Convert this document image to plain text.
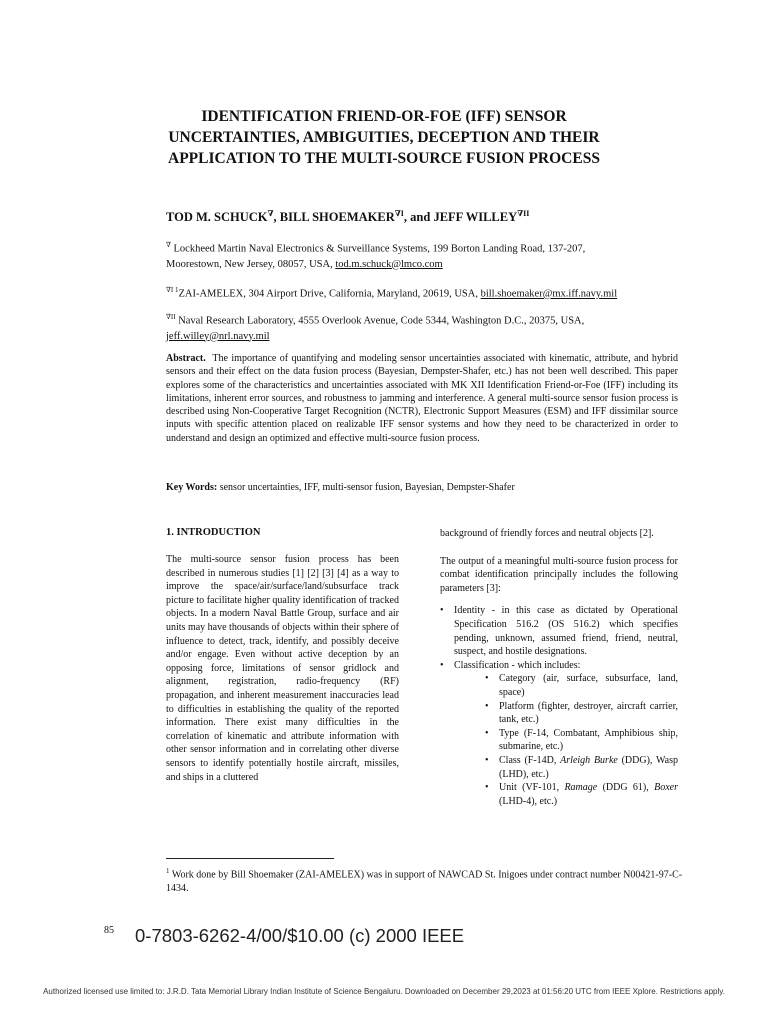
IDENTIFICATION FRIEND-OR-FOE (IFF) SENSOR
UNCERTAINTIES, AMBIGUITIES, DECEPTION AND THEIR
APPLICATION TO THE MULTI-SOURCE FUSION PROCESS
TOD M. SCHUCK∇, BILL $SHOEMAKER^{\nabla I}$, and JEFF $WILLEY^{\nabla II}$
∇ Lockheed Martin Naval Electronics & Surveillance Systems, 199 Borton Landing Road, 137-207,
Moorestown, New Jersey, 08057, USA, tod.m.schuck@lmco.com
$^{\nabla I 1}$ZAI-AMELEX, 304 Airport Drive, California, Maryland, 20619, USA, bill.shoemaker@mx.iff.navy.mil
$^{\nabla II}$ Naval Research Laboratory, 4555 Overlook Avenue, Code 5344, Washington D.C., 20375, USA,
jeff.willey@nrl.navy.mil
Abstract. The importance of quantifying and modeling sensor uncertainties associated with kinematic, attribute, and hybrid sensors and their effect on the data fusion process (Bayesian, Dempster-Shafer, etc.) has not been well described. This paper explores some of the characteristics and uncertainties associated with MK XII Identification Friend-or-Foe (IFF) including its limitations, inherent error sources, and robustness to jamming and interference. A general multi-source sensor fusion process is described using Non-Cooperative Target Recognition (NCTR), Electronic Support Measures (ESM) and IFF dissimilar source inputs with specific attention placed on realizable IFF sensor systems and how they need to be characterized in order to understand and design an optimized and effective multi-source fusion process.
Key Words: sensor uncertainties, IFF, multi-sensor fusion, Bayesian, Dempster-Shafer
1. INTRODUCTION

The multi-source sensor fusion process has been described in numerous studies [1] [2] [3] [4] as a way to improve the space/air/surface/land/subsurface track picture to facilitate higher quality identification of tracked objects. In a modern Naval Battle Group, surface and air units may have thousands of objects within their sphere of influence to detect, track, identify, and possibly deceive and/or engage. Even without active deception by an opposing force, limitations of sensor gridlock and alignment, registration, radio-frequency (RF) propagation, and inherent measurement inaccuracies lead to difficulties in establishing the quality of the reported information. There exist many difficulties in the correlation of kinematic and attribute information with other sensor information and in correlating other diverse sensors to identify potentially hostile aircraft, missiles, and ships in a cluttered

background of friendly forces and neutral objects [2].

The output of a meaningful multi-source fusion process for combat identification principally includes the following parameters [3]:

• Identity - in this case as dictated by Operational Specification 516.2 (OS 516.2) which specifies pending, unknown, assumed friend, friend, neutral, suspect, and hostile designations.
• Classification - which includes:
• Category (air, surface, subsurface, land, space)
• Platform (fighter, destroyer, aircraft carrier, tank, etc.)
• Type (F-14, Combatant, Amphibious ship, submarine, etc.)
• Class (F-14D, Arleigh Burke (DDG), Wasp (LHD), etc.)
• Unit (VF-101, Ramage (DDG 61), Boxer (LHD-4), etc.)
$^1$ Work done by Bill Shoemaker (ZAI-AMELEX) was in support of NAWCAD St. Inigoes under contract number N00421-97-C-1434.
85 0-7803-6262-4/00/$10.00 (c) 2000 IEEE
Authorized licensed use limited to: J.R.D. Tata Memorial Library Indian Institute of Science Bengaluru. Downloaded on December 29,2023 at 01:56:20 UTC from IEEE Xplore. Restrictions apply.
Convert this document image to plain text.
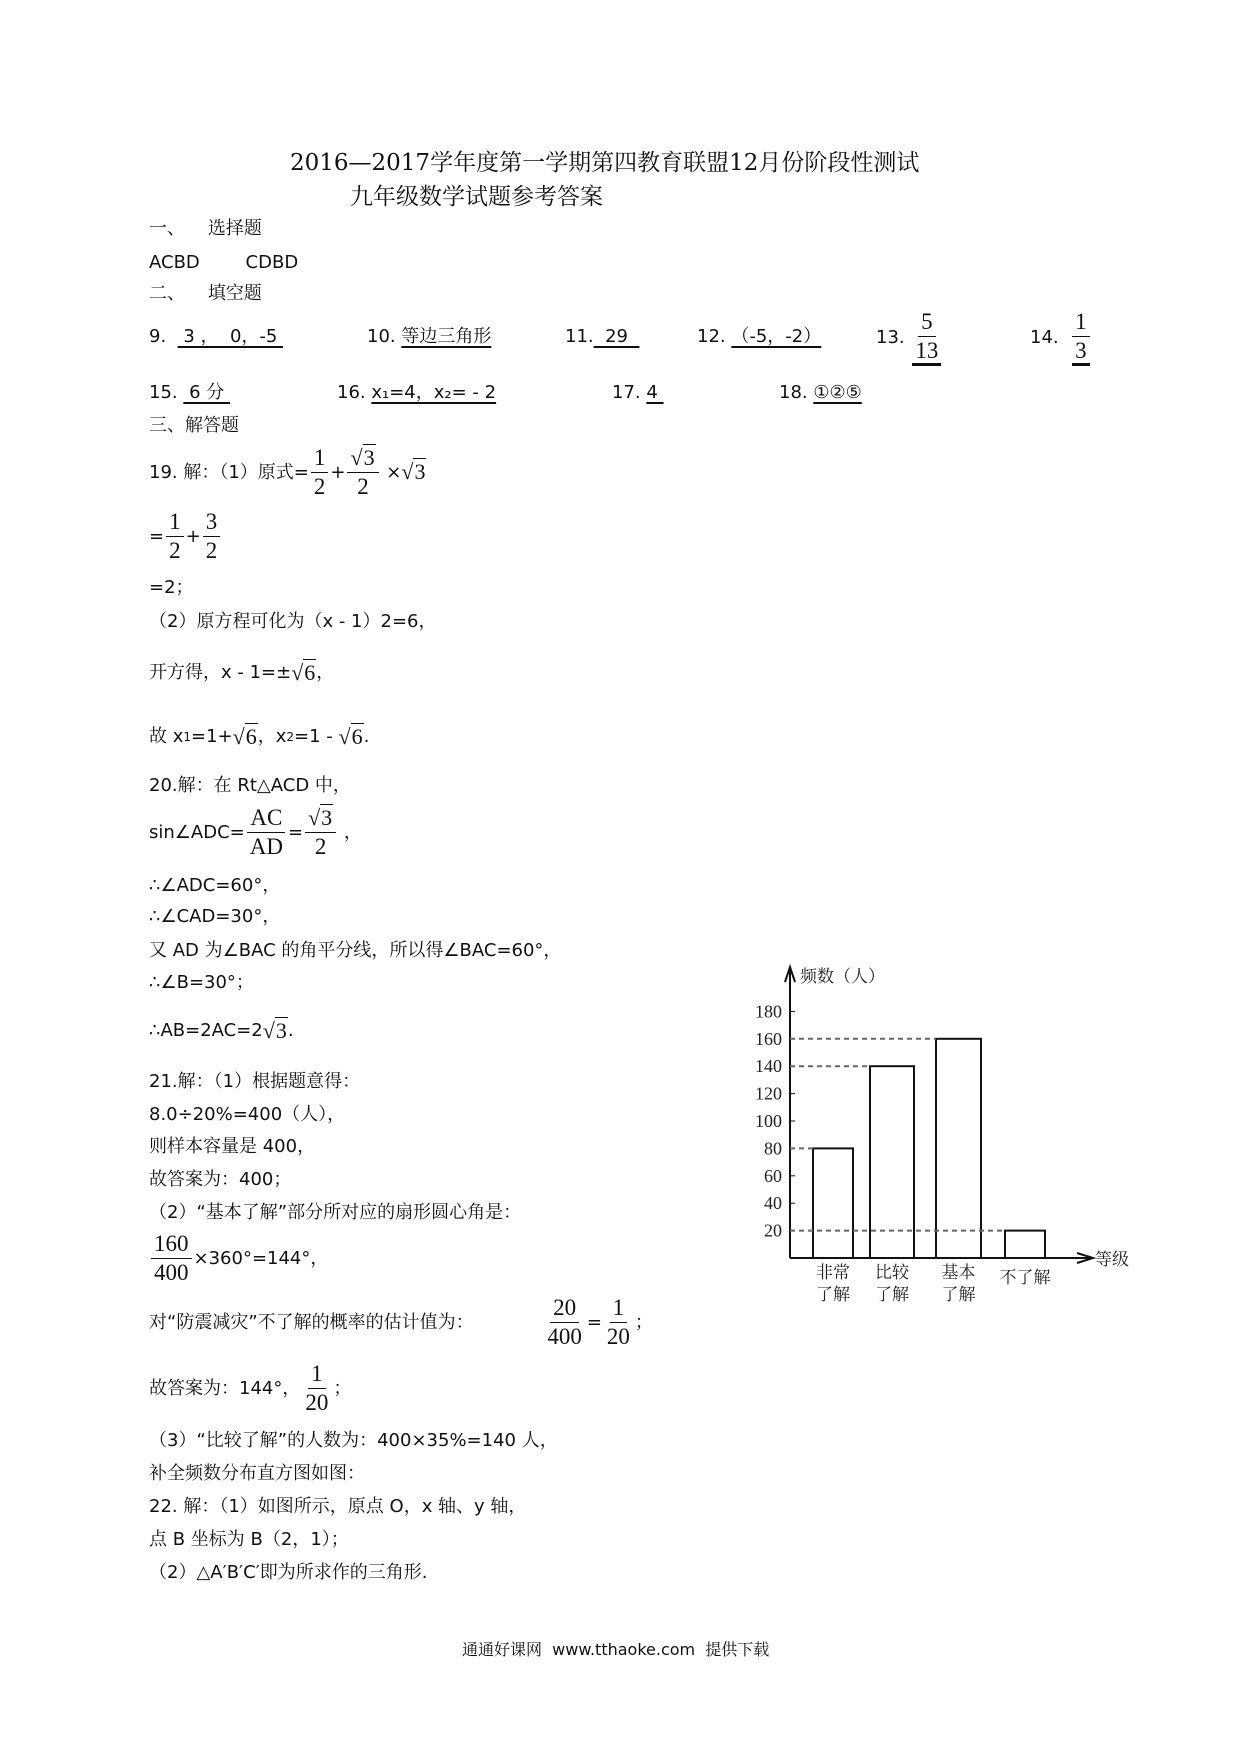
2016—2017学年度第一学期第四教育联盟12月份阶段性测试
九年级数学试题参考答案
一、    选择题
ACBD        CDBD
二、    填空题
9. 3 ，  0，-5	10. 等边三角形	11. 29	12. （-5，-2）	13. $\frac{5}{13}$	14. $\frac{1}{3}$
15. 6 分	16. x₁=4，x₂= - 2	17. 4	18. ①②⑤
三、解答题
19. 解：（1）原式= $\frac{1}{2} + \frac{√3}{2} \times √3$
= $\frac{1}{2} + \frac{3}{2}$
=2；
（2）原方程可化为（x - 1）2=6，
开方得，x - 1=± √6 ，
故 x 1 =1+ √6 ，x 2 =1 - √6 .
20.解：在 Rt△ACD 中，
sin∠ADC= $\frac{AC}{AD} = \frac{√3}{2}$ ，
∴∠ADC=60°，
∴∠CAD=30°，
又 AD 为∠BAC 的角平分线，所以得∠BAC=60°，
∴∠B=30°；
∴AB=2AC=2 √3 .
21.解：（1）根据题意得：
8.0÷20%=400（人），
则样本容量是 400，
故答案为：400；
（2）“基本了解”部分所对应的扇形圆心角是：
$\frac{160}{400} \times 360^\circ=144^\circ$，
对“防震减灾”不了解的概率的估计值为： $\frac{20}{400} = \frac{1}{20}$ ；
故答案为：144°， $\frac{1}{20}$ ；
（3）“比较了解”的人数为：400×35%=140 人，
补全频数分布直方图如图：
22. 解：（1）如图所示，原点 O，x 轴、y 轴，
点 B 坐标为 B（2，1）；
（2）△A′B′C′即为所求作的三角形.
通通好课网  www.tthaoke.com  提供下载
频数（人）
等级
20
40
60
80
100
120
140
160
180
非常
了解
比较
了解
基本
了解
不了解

** REQUIRED TASK **
Copy each line of the listing that includes "neutral".

** RESPONSE **
background of friendly forces and neutral objects [2].
• Identity - in this case as dictated by Operational Specification 516.2 (OS 516.2) which specifies pending, unknown, assumed friend, friend, neutral, suspect, and hostile designations.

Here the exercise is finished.